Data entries
--------
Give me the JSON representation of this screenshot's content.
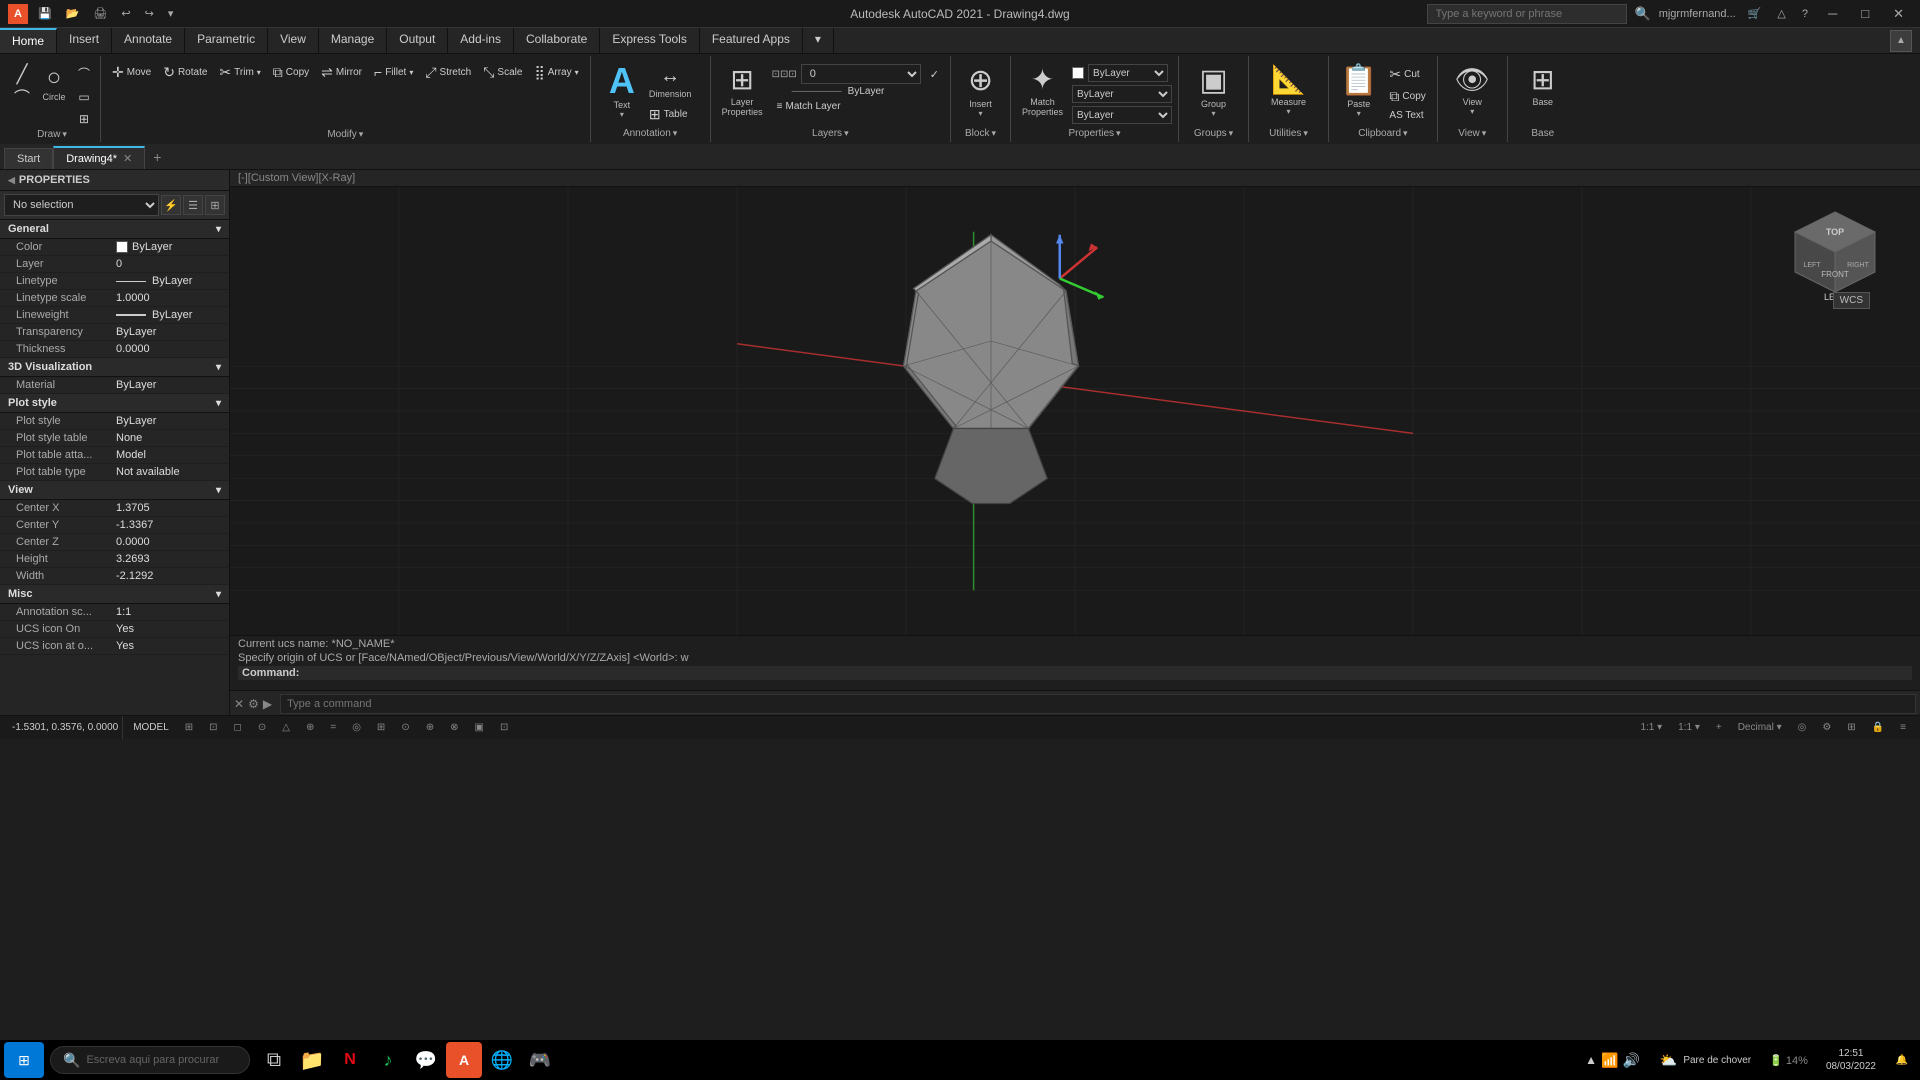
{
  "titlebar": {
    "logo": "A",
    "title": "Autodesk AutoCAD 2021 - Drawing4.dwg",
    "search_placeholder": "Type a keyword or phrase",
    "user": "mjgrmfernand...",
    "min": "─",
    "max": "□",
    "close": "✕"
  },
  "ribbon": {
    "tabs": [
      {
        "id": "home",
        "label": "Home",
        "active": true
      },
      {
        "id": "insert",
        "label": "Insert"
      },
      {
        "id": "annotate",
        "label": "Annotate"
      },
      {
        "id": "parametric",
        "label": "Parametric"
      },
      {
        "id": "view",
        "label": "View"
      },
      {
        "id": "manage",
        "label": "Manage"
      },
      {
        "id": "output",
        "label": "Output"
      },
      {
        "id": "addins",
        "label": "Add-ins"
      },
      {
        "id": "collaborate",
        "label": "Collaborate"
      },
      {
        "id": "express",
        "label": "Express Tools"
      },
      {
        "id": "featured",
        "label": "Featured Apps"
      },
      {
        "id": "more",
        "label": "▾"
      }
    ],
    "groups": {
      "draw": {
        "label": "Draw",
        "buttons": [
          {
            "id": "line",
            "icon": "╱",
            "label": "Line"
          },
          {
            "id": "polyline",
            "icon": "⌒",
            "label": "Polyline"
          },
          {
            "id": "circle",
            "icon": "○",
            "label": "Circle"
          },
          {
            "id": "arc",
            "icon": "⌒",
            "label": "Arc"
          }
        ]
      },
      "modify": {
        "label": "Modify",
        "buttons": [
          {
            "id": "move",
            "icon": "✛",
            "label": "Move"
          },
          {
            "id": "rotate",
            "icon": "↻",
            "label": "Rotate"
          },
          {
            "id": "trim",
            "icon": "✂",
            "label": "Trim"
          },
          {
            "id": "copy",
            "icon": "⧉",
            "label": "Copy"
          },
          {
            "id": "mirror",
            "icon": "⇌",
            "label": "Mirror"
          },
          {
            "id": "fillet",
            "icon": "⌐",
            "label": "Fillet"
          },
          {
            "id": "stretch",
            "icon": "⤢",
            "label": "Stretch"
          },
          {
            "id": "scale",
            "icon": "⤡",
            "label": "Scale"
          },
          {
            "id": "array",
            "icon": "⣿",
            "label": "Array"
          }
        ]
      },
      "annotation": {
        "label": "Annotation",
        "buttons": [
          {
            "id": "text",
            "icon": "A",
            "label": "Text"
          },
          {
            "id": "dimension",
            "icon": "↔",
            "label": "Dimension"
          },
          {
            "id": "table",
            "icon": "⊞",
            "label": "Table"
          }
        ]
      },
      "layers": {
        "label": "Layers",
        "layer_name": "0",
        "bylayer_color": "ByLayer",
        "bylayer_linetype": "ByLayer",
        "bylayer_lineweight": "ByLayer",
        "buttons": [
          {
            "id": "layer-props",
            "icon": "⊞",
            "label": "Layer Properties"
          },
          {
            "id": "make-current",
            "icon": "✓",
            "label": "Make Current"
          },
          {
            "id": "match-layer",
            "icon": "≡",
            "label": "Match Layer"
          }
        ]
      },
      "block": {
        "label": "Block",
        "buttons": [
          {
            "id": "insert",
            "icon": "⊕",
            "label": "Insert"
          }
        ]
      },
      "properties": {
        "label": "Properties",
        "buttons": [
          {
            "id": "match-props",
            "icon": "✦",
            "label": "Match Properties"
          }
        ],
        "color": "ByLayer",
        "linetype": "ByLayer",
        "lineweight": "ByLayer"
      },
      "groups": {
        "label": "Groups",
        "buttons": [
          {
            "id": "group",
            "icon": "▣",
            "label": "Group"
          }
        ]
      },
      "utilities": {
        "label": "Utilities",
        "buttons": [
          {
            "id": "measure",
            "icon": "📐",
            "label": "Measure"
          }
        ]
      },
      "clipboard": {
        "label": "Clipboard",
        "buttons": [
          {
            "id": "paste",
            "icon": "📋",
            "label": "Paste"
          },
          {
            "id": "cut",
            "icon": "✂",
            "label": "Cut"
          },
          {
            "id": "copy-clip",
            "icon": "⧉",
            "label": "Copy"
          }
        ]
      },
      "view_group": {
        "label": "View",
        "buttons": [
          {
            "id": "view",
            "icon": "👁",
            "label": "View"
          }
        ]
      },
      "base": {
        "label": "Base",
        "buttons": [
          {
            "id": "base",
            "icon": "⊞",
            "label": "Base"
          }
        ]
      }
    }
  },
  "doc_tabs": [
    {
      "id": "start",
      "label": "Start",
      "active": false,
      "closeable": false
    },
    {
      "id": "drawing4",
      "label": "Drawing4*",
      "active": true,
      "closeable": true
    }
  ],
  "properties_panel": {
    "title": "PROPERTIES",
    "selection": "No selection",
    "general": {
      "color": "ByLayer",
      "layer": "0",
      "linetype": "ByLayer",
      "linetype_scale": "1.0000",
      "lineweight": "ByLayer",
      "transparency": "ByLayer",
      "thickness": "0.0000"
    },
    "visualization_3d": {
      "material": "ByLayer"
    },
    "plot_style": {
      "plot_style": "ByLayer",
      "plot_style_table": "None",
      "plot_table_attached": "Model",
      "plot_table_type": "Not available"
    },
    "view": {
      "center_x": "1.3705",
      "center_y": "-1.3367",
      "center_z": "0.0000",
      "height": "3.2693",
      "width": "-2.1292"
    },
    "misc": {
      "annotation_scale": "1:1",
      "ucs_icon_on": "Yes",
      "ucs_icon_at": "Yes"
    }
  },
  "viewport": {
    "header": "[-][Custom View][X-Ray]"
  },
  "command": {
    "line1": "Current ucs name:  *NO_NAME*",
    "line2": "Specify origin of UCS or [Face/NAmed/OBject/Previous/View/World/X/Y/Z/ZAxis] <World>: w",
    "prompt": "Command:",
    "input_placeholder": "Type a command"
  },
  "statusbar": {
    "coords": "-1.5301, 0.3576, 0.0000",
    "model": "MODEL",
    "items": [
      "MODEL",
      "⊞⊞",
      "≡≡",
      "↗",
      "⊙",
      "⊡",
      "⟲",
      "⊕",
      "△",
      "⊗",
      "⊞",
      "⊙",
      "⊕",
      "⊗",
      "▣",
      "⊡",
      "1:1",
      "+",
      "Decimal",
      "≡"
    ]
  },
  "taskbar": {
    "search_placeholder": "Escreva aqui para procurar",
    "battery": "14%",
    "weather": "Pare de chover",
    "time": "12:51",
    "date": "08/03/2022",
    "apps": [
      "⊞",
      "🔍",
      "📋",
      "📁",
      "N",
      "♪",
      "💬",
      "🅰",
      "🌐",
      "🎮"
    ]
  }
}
--------
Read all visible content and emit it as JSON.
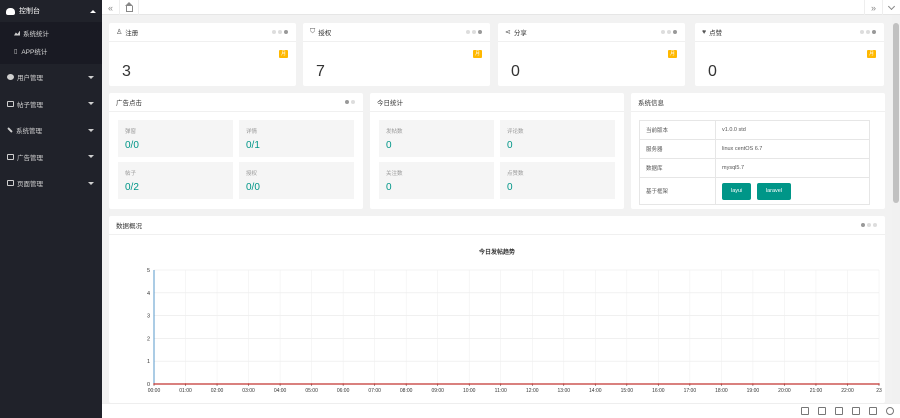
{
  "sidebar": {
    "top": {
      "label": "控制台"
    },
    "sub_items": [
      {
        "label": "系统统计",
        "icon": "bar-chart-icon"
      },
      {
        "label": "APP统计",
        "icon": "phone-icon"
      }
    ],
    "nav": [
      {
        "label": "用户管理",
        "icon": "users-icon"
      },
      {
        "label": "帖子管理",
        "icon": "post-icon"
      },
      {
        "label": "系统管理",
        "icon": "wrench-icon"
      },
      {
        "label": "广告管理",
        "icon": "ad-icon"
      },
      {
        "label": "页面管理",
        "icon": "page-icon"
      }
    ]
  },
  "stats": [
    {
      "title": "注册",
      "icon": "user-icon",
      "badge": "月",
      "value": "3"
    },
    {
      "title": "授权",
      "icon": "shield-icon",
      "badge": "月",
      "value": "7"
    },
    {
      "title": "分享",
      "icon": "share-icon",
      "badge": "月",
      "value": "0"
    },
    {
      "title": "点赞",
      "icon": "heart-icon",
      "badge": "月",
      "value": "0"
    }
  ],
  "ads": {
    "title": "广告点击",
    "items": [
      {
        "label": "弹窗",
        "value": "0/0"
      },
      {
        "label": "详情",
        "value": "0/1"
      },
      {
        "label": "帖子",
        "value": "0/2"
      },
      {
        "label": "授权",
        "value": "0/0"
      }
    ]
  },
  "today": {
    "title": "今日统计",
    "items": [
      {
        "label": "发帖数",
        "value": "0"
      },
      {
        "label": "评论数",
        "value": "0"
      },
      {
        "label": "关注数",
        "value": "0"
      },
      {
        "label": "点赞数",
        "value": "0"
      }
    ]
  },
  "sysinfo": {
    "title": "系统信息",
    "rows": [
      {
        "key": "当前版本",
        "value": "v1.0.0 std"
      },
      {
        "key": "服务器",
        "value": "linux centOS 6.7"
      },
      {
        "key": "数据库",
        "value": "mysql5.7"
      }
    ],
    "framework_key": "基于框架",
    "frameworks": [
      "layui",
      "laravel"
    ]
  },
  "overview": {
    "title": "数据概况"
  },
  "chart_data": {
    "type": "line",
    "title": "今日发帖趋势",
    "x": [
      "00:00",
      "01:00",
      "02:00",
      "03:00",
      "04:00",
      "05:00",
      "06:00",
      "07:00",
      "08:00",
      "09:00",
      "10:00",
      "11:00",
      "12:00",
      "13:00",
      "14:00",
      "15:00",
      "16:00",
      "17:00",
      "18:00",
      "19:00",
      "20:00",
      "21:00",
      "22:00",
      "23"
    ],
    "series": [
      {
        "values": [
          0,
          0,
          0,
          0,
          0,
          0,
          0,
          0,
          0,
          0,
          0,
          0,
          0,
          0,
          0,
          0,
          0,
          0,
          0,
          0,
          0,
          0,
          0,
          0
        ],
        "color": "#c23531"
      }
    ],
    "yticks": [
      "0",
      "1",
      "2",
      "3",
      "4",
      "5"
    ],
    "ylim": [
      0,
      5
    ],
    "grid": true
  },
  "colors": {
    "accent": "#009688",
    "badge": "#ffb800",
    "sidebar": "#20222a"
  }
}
--------
Take every line containing the word "active" and copy it.

        "active": true
      "active": false,
      "active": true,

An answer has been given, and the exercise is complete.